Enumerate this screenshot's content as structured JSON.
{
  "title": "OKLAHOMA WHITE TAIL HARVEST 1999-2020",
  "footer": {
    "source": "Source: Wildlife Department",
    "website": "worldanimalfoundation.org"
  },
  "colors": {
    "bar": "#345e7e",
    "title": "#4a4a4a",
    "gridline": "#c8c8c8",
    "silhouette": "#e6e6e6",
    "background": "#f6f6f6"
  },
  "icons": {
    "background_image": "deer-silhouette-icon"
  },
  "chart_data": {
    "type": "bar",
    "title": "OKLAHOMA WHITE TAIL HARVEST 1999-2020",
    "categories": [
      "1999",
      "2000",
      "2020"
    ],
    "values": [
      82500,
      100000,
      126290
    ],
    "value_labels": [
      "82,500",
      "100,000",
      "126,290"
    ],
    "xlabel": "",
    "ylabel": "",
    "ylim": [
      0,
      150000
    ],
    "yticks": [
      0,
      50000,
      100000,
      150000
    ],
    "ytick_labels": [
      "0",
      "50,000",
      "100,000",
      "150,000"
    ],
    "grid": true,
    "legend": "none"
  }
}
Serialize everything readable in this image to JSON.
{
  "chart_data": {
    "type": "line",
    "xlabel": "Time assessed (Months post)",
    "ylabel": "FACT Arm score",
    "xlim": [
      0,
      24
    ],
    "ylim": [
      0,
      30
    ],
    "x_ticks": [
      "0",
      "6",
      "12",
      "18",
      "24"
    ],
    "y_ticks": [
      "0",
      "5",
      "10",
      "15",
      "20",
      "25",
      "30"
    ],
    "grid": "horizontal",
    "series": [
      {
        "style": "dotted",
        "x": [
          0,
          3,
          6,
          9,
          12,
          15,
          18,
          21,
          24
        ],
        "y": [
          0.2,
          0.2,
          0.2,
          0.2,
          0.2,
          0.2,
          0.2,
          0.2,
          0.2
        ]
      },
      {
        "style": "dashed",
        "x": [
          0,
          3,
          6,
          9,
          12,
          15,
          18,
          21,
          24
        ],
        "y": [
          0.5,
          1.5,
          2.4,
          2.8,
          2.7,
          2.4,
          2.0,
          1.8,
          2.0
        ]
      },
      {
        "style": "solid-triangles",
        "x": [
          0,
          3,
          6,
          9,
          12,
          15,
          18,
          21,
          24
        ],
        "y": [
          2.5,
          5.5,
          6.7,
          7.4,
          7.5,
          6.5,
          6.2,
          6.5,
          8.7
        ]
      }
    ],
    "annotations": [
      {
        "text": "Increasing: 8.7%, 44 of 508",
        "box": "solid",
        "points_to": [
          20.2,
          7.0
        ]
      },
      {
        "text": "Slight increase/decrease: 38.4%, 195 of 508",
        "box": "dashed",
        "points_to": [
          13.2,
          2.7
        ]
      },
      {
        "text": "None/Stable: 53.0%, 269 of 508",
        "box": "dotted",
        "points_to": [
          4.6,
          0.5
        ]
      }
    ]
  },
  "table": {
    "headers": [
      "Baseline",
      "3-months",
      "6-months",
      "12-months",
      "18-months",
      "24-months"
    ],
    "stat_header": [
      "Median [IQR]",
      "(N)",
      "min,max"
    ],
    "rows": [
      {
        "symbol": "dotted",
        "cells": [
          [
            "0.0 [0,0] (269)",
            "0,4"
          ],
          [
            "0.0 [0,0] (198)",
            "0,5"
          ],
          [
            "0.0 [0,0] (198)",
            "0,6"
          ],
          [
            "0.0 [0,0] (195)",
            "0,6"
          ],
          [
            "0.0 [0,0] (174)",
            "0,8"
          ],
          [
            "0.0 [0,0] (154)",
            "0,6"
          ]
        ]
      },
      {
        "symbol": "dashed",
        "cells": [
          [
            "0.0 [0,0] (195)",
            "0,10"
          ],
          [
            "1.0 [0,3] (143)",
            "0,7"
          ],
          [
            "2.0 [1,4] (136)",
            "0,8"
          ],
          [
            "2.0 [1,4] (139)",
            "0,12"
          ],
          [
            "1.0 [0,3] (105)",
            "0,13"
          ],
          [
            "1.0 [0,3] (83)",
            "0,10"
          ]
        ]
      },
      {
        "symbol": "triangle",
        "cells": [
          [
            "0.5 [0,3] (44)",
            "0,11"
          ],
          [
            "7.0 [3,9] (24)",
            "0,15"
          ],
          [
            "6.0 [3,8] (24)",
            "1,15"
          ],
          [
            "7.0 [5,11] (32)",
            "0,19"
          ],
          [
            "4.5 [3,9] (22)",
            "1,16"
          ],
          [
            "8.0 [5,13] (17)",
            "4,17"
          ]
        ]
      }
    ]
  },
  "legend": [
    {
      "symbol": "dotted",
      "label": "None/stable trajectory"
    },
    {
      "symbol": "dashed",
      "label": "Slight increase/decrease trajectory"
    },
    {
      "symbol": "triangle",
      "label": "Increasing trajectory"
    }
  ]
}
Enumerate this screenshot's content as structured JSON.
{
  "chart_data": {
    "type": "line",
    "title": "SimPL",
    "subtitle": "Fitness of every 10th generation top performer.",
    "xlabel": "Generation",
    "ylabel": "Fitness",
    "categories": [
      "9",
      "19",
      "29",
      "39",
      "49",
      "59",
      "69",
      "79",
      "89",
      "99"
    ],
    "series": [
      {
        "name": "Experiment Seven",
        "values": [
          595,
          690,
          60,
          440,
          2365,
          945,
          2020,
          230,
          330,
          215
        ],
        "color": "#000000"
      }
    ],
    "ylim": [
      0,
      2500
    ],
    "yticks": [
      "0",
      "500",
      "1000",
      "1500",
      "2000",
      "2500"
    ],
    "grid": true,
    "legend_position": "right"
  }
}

• [Instructions for the task]:
Using the records above, find and show each line with the string "dashed".

• [Output of the task]:
        "style": "dashed",
        "box": "dashed",
        "symbol": "dashed",
      "symbol": "dashed",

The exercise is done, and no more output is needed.